Give only the number of lines in the records that include the string "JSON".

Rows from a figure dataset:

------------------------------------------------------------------------

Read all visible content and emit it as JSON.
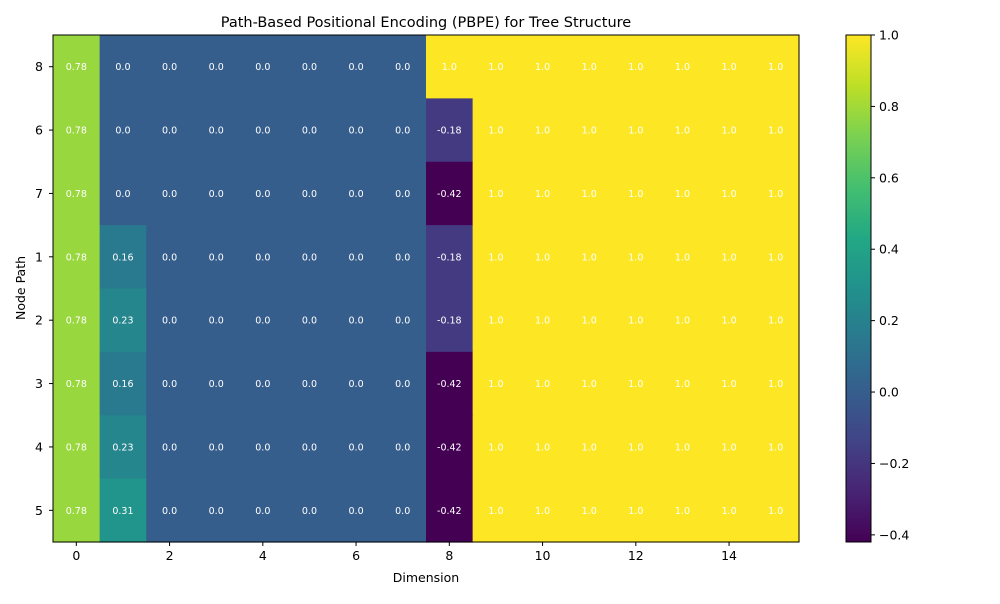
{
  "chart_data": {
    "type": "heatmap",
    "title": "Path-Based Positional Encoding (PBPE) for Tree Structure",
    "xlabel": "Dimension",
    "ylabel": "Node Path",
    "x_ticks": [
      0,
      2,
      4,
      6,
      8,
      10,
      12,
      14
    ],
    "columns": [
      0,
      1,
      2,
      3,
      4,
      5,
      6,
      7,
      8,
      9,
      10,
      11,
      12,
      13,
      14,
      15
    ],
    "rows": [
      "8",
      "6",
      "7",
      "1",
      "2",
      "3",
      "4",
      "5"
    ],
    "values": [
      [
        0.78,
        0.0,
        0.0,
        0.0,
        0.0,
        0.0,
        0.0,
        0.0,
        1.0,
        1.0,
        1.0,
        1.0,
        1.0,
        1.0,
        1.0,
        1.0
      ],
      [
        0.78,
        0.0,
        0.0,
        0.0,
        0.0,
        0.0,
        0.0,
        0.0,
        -0.18,
        1.0,
        1.0,
        1.0,
        1.0,
        1.0,
        1.0,
        1.0
      ],
      [
        0.78,
        0.0,
        0.0,
        0.0,
        0.0,
        0.0,
        0.0,
        0.0,
        -0.42,
        1.0,
        1.0,
        1.0,
        1.0,
        1.0,
        1.0,
        1.0
      ],
      [
        0.78,
        0.16,
        0.0,
        0.0,
        0.0,
        0.0,
        0.0,
        0.0,
        -0.18,
        1.0,
        1.0,
        1.0,
        1.0,
        1.0,
        1.0,
        1.0
      ],
      [
        0.78,
        0.23,
        0.0,
        0.0,
        0.0,
        0.0,
        0.0,
        0.0,
        -0.18,
        1.0,
        1.0,
        1.0,
        1.0,
        1.0,
        1.0,
        1.0
      ],
      [
        0.78,
        0.16,
        0.0,
        0.0,
        0.0,
        0.0,
        0.0,
        0.0,
        -0.42,
        1.0,
        1.0,
        1.0,
        1.0,
        1.0,
        1.0,
        1.0
      ],
      [
        0.78,
        0.23,
        0.0,
        0.0,
        0.0,
        0.0,
        0.0,
        0.0,
        -0.42,
        1.0,
        1.0,
        1.0,
        1.0,
        1.0,
        1.0,
        1.0
      ],
      [
        0.78,
        0.31,
        0.0,
        0.0,
        0.0,
        0.0,
        0.0,
        0.0,
        -0.42,
        1.0,
        1.0,
        1.0,
        1.0,
        1.0,
        1.0,
        1.0
      ]
    ],
    "colormap": "viridis",
    "vmin": -0.42,
    "vmax": 1.0,
    "colorbar_ticks": [
      1.0,
      0.8,
      0.6,
      0.4,
      0.2,
      0.0,
      -0.2,
      -0.4
    ],
    "colorbar_tick_labels": [
      "1.0",
      "0.8",
      "0.6",
      "0.4",
      "0.2",
      "0.0",
      "−0.2",
      "−0.4"
    ],
    "grid": false,
    "legend": "colorbar-right"
  }
}
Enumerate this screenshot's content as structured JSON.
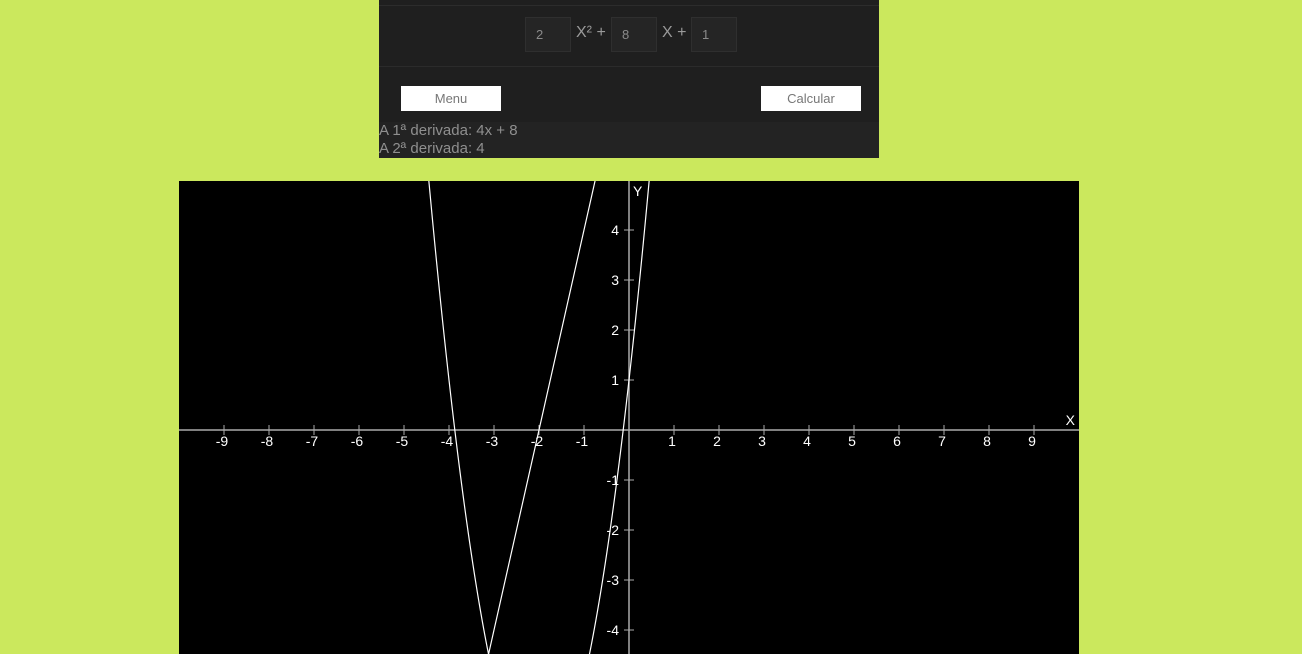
{
  "calculator": {
    "coef_a": "2",
    "coef_b": "8",
    "coef_c": "1",
    "x_squared_plus": "X² +",
    "x_plus": "X +",
    "menu_label": "Menu",
    "calc_label": "Calcular",
    "first_derivative": "A 1ª derivada: 4x + 8",
    "second_derivative": "A 2ª derivada: 4"
  },
  "chart_data": {
    "type": "line",
    "xlabel": "X",
    "ylabel": "Y",
    "xlim": [
      -10,
      10
    ],
    "ylim": [
      -4.5,
      5
    ],
    "x_ticks": [
      -9,
      -8,
      -7,
      -6,
      -5,
      -4,
      -3,
      -2,
      -1,
      1,
      2,
      3,
      4,
      5,
      6,
      7,
      8,
      9
    ],
    "y_ticks": [
      -4,
      -3,
      -2,
      -1,
      1,
      2,
      3,
      4
    ],
    "grid": false,
    "series": [
      {
        "function": "2x^2 + 8x + 1",
        "coefficients": [
          2,
          8,
          1
        ],
        "color": "#ffffff"
      },
      {
        "function": "4x + 8",
        "coefficients": [
          0,
          4,
          8
        ],
        "color": "#ffffff"
      }
    ],
    "colors": {
      "background": "#000000",
      "axis": "#aaaaaa",
      "curve": "#ffffff"
    }
  }
}
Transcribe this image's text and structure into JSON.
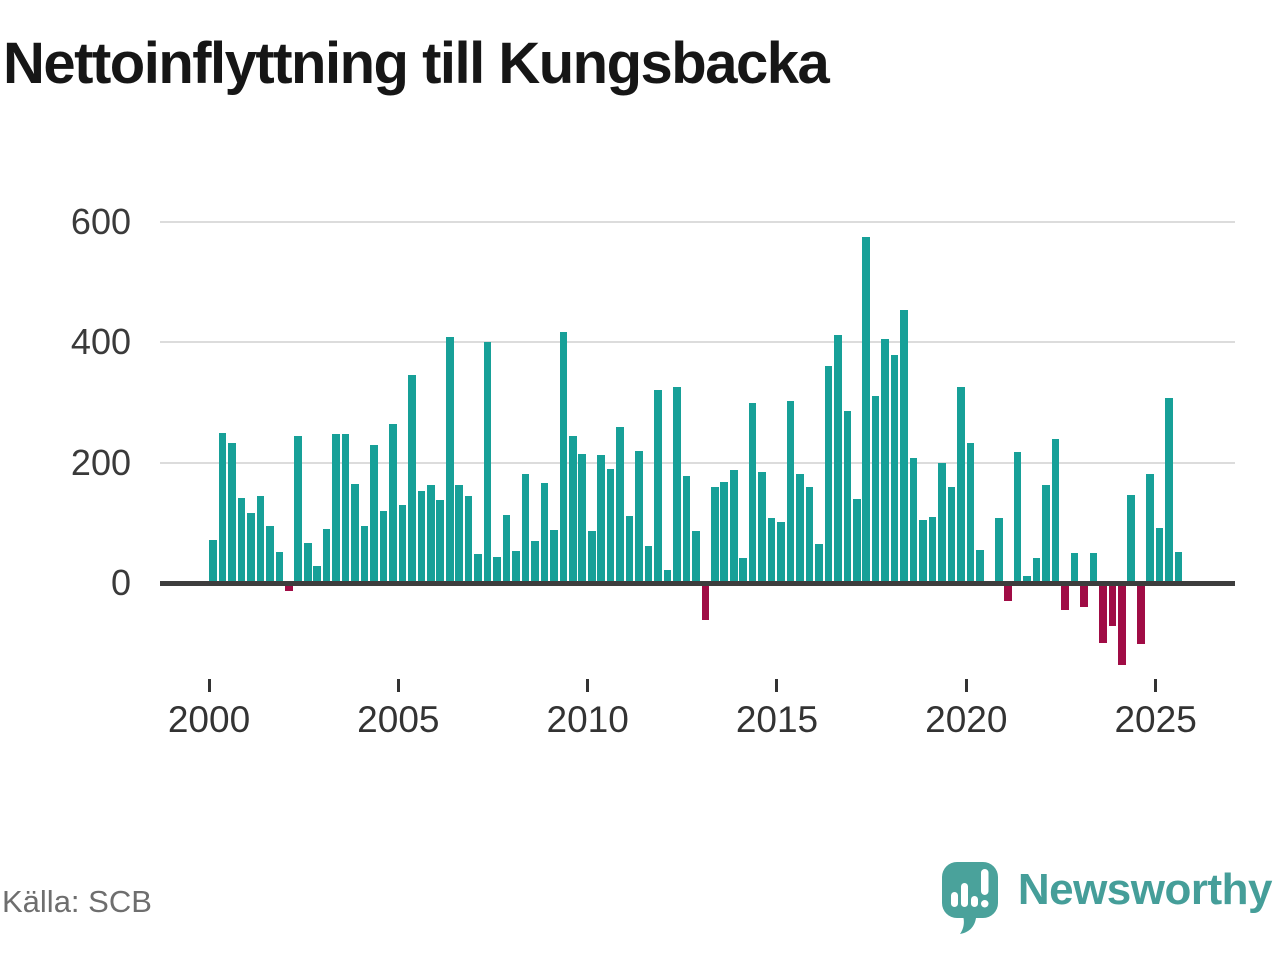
{
  "chart_data": {
    "type": "bar",
    "title": "Nettoinflyttning till Kungsbacka",
    "source": "Källa: SCB",
    "period_unit": "quarter",
    "start_period": "2000 Q1",
    "end_period": "2025 Q3",
    "values": [
      71,
      250,
      233,
      141,
      116,
      144,
      94,
      51,
      -13,
      245,
      66,
      28,
      89,
      247,
      248,
      164,
      94,
      229,
      119,
      264,
      129,
      346,
      153,
      163,
      138,
      409,
      163,
      144,
      49,
      401,
      43,
      113,
      54,
      181,
      69,
      166,
      88,
      417,
      244,
      214,
      86,
      212,
      190,
      259,
      112,
      220,
      62,
      320,
      21,
      325,
      178,
      86,
      -62,
      159,
      168,
      188,
      41,
      299,
      184,
      108,
      102,
      302,
      181,
      159,
      64,
      361,
      412,
      286,
      140,
      575,
      310,
      406,
      379,
      454,
      207,
      104,
      109,
      200,
      159,
      325,
      232,
      55,
      0,
      108,
      -30,
      217,
      11,
      42,
      163,
      240,
      -45,
      50,
      -40,
      50,
      -99,
      -72,
      -137,
      146,
      -102,
      181,
      91,
      307,
      52
    ],
    "y_ticks": [
      0,
      200,
      400,
      600
    ],
    "x_tick_labels": [
      "2000",
      "2005",
      "2010",
      "2015",
      "2020",
      "2025"
    ],
    "ylim": [
      -160,
      620
    ],
    "grid": true,
    "legend": "none",
    "positive_color": "#17a098",
    "negative_color": "#a00c45",
    "gridline_color": "#dcdcdc",
    "axis_color": "#3d3d3d",
    "label_color": "#333333"
  },
  "branding": {
    "logo_text": "Newsworthy",
    "logo_color": "#459e99",
    "icon_color": "#4aa29b"
  }
}
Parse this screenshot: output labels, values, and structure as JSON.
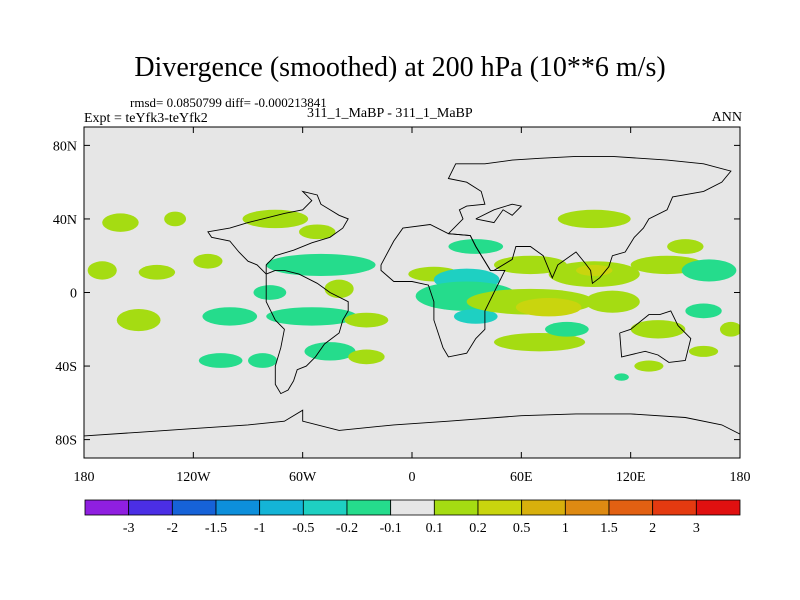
{
  "header": {
    "title": "Divergence (smoothed) at 200 hPa (10**6 m/s)",
    "stats": "rmsd= 0.0850799 diff= -0.000213841",
    "experiment": "Expt = teYfk3-teYfk2",
    "cases": "311_1_MaBP - 311_1_MaBP",
    "period": "ANN"
  },
  "chart_data": {
    "type": "heatmap",
    "title": "Divergence (smoothed) at 200 hPa (10**6 m/s)",
    "units": "10**6 m/s",
    "x_range": [
      -180,
      180
    ],
    "y_range": [
      -90,
      90
    ],
    "x_ticks": [
      {
        "value": -180,
        "label": "180"
      },
      {
        "value": -120,
        "label": "120W"
      },
      {
        "value": -60,
        "label": "60W"
      },
      {
        "value": 0,
        "label": "0"
      },
      {
        "value": 60,
        "label": "60E"
      },
      {
        "value": 120,
        "label": "120E"
      },
      {
        "value": 180,
        "label": "180"
      }
    ],
    "y_ticks": [
      {
        "value": 80,
        "label": "80N"
      },
      {
        "value": 40,
        "label": "40N"
      },
      {
        "value": 0,
        "label": "0"
      },
      {
        "value": -40,
        "label": "40S"
      },
      {
        "value": -80,
        "label": "80S"
      }
    ],
    "colorbar": {
      "colors": [
        "#8f1fe0",
        "#4b2ee5",
        "#1662d8",
        "#0d8fdb",
        "#14b4d6",
        "#1ed0c2",
        "#25dc8c",
        "#e6e6e6",
        "#a5dc12",
        "#c9d50e",
        "#d8b00c",
        "#de8a12",
        "#e26012",
        "#e43a10",
        "#e01010"
      ],
      "labels": [
        "-3",
        "-2",
        "-1.5",
        "-1",
        "-0.5",
        "-0.2",
        "-0.1",
        "0.1",
        "0.2",
        "0.5",
        "1",
        "1.5",
        "2",
        "3"
      ]
    },
    "blobs": [
      {
        "lon": -160,
        "lat": 38,
        "rx": 10,
        "ry": 5,
        "level": 0.15
      },
      {
        "lon": -130,
        "lat": 40,
        "rx": 6,
        "ry": 4,
        "level": 0.15
      },
      {
        "lon": -75,
        "lat": 40,
        "rx": 18,
        "ry": 5,
        "level": 0.15
      },
      {
        "lon": -52,
        "lat": 33,
        "rx": 10,
        "ry": 4,
        "level": 0.15
      },
      {
        "lon": -170,
        "lat": 12,
        "rx": 8,
        "ry": 5,
        "level": 0.15
      },
      {
        "lon": -140,
        "lat": 11,
        "rx": 10,
        "ry": 4,
        "level": 0.15
      },
      {
        "lon": -112,
        "lat": 17,
        "rx": 8,
        "ry": 4,
        "level": 0.15
      },
      {
        "lon": -50,
        "lat": 15,
        "rx": 30,
        "ry": 6,
        "level": -0.15
      },
      {
        "lon": -40,
        "lat": 2,
        "rx": 8,
        "ry": 5,
        "level": 0.15
      },
      {
        "lon": -78,
        "lat": 0,
        "rx": 9,
        "ry": 4,
        "level": -0.15
      },
      {
        "lon": -150,
        "lat": -15,
        "rx": 12,
        "ry": 6,
        "level": 0.15
      },
      {
        "lon": -100,
        "lat": -13,
        "rx": 15,
        "ry": 5,
        "level": -0.15
      },
      {
        "lon": -55,
        "lat": -13,
        "rx": 25,
        "ry": 5,
        "level": -0.15
      },
      {
        "lon": -25,
        "lat": -15,
        "rx": 12,
        "ry": 4,
        "level": 0.15
      },
      {
        "lon": -105,
        "lat": -37,
        "rx": 12,
        "ry": 4,
        "level": -0.15
      },
      {
        "lon": -82,
        "lat": -37,
        "rx": 8,
        "ry": 4,
        "level": -0.15
      },
      {
        "lon": -45,
        "lat": -32,
        "rx": 14,
        "ry": 5,
        "level": -0.15
      },
      {
        "lon": -25,
        "lat": -35,
        "rx": 10,
        "ry": 4,
        "level": 0.15
      },
      {
        "lon": 12,
        "lat": 10,
        "rx": 14,
        "ry": 4,
        "level": 0.15
      },
      {
        "lon": 30,
        "lat": 7,
        "rx": 18,
        "ry": 6,
        "level": -0.3
      },
      {
        "lon": 30,
        "lat": -2,
        "rx": 28,
        "ry": 8,
        "level": -0.15
      },
      {
        "lon": 35,
        "lat": -13,
        "rx": 12,
        "ry": 4,
        "level": -0.3
      },
      {
        "lon": 35,
        "lat": 25,
        "rx": 15,
        "ry": 4,
        "level": -0.15
      },
      {
        "lon": 65,
        "lat": 15,
        "rx": 20,
        "ry": 5,
        "level": 0.15
      },
      {
        "lon": 65,
        "lat": -5,
        "rx": 35,
        "ry": 7,
        "level": 0.15
      },
      {
        "lon": 75,
        "lat": -8,
        "rx": 18,
        "ry": 5,
        "level": 0.3
      },
      {
        "lon": 100,
        "lat": 10,
        "rx": 25,
        "ry": 7,
        "level": 0.15
      },
      {
        "lon": 100,
        "lat": 12,
        "rx": 10,
        "ry": 3,
        "level": 0.3
      },
      {
        "lon": 110,
        "lat": -5,
        "rx": 15,
        "ry": 6,
        "level": 0.15
      },
      {
        "lon": 100,
        "lat": 40,
        "rx": 20,
        "ry": 5,
        "level": 0.15
      },
      {
        "lon": 140,
        "lat": 15,
        "rx": 20,
        "ry": 5,
        "level": 0.15
      },
      {
        "lon": 163,
        "lat": 12,
        "rx": 15,
        "ry": 6,
        "level": -0.15
      },
      {
        "lon": 150,
        "lat": 25,
        "rx": 10,
        "ry": 4,
        "level": 0.15
      },
      {
        "lon": 135,
        "lat": -20,
        "rx": 15,
        "ry": 5,
        "level": 0.15
      },
      {
        "lon": 160,
        "lat": -10,
        "rx": 10,
        "ry": 4,
        "level": -0.15
      },
      {
        "lon": 70,
        "lat": -27,
        "rx": 25,
        "ry": 5,
        "level": 0.15
      },
      {
        "lon": 85,
        "lat": -20,
        "rx": 12,
        "ry": 4,
        "level": -0.15
      },
      {
        "lon": 175,
        "lat": -20,
        "rx": 6,
        "ry": 4,
        "level": 0.15
      },
      {
        "lon": 130,
        "lat": -40,
        "rx": 8,
        "ry": 3,
        "level": 0.15
      },
      {
        "lon": 160,
        "lat": -32,
        "rx": 8,
        "ry": 3,
        "level": 0.15
      },
      {
        "lon": 115,
        "lat": -46,
        "rx": 4,
        "ry": 2,
        "level": -0.15
      }
    ],
    "coastlines": [
      {
        "name": "south-america",
        "points": [
          [
            -80,
            10
          ],
          [
            -75,
            12
          ],
          [
            -70,
            12
          ],
          [
            -62,
            10
          ],
          [
            -52,
            5
          ],
          [
            -45,
            0
          ],
          [
            -35,
            -5
          ],
          [
            -35,
            -10
          ],
          [
            -38,
            -15
          ],
          [
            -40,
            -22
          ],
          [
            -48,
            -28
          ],
          [
            -53,
            -35
          ],
          [
            -58,
            -40
          ],
          [
            -63,
            -42
          ],
          [
            -65,
            -48
          ],
          [
            -68,
            -53
          ],
          [
            -72,
            -55
          ],
          [
            -75,
            -50
          ],
          [
            -75,
            -40
          ],
          [
            -72,
            -30
          ],
          [
            -70,
            -20
          ],
          [
            -75,
            -15
          ],
          [
            -80,
            -5
          ],
          [
            -80,
            5
          ],
          [
            -80,
            10
          ]
        ]
      },
      {
        "name": "north-america",
        "points": [
          [
            -80,
            10
          ],
          [
            -85,
            15
          ],
          [
            -90,
            17
          ],
          [
            -95,
            22
          ],
          [
            -100,
            28
          ],
          [
            -110,
            30
          ],
          [
            -112,
            33
          ],
          [
            -100,
            35
          ],
          [
            -90,
            38
          ],
          [
            -82,
            40
          ],
          [
            -70,
            43
          ],
          [
            -60,
            45
          ],
          [
            -55,
            50
          ],
          [
            -60,
            55
          ],
          [
            -52,
            53
          ],
          [
            -50,
            48
          ],
          [
            -45,
            45
          ],
          [
            -40,
            42
          ],
          [
            -35,
            40
          ],
          [
            -38,
            35
          ],
          [
            -45,
            30
          ],
          [
            -55,
            27
          ],
          [
            -65,
            23
          ],
          [
            -75,
            20
          ],
          [
            -80,
            15
          ],
          [
            -80,
            10
          ]
        ]
      },
      {
        "name": "africa",
        "points": [
          [
            -17,
            15
          ],
          [
            -10,
            28
          ],
          [
            -5,
            35
          ],
          [
            10,
            37
          ],
          [
            20,
            32
          ],
          [
            32,
            31
          ],
          [
            35,
            25
          ],
          [
            43,
            12
          ],
          [
            51,
            12
          ],
          [
            45,
            0
          ],
          [
            40,
            -10
          ],
          [
            40,
            -20
          ],
          [
            35,
            -25
          ],
          [
            30,
            -33
          ],
          [
            20,
            -35
          ],
          [
            17,
            -30
          ],
          [
            12,
            -15
          ],
          [
            12,
            -5
          ],
          [
            9,
            4
          ],
          [
            0,
            6
          ],
          [
            -10,
            6
          ],
          [
            -17,
            12
          ],
          [
            -17,
            15
          ]
        ]
      },
      {
        "name": "asia",
        "points": [
          [
            20,
            32
          ],
          [
            28,
            40
          ],
          [
            26,
            45
          ],
          [
            30,
            47
          ],
          [
            40,
            48
          ],
          [
            38,
            55
          ],
          [
            30,
            60
          ],
          [
            20,
            62
          ],
          [
            24,
            70
          ],
          [
            40,
            70
          ],
          [
            55,
            72
          ],
          [
            70,
            73
          ],
          [
            90,
            74
          ],
          [
            110,
            74
          ],
          [
            140,
            72
          ],
          [
            160,
            70
          ],
          [
            175,
            66
          ],
          [
            170,
            60
          ],
          [
            160,
            55
          ],
          [
            143,
            52
          ],
          [
            140,
            45
          ],
          [
            130,
            40
          ],
          [
            127,
            35
          ],
          [
            122,
            30
          ],
          [
            117,
            22
          ],
          [
            110,
            20
          ],
          [
            108,
            14
          ],
          [
            103,
            8
          ],
          [
            99,
            5
          ],
          [
            98,
            12
          ],
          [
            95,
            16
          ],
          [
            90,
            22
          ],
          [
            80,
            15
          ],
          [
            77,
            8
          ],
          [
            72,
            20
          ],
          [
            65,
            25
          ],
          [
            57,
            25
          ],
          [
            55,
            18
          ],
          [
            45,
            12
          ],
          [
            43,
            12
          ],
          [
            35,
            25
          ],
          [
            32,
            31
          ],
          [
            20,
            32
          ]
        ]
      },
      {
        "name": "arabia-mediterranean",
        "points": [
          [
            35,
            40
          ],
          [
            45,
            38
          ],
          [
            50,
            45
          ],
          [
            55,
            42
          ],
          [
            60,
            47
          ],
          [
            55,
            48
          ],
          [
            45,
            45
          ],
          [
            35,
            40
          ]
        ]
      },
      {
        "name": "australia",
        "points": [
          [
            114,
            -22
          ],
          [
            120,
            -20
          ],
          [
            130,
            -12
          ],
          [
            136,
            -12
          ],
          [
            142,
            -10
          ],
          [
            146,
            -18
          ],
          [
            153,
            -25
          ],
          [
            150,
            -37
          ],
          [
            141,
            -38
          ],
          [
            135,
            -34
          ],
          [
            128,
            -32
          ],
          [
            115,
            -35
          ],
          [
            114,
            -22
          ]
        ]
      },
      {
        "name": "antarctica",
        "points": [
          [
            -180,
            -78
          ],
          [
            -150,
            -76
          ],
          [
            -120,
            -74
          ],
          [
            -90,
            -72
          ],
          [
            -70,
            -70
          ],
          [
            -60,
            -64
          ],
          [
            -60,
            -70
          ],
          [
            -40,
            -75
          ],
          [
            -10,
            -72
          ],
          [
            20,
            -70
          ],
          [
            60,
            -67
          ],
          [
            90,
            -66
          ],
          [
            120,
            -66
          ],
          [
            150,
            -68
          ],
          [
            170,
            -72
          ],
          [
            180,
            -77
          ],
          [
            180,
            -90
          ],
          [
            -180,
            -90
          ],
          [
            -180,
            -78
          ]
        ]
      }
    ]
  }
}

------------------------------------------------------------------------

• _Solution to the problem_
4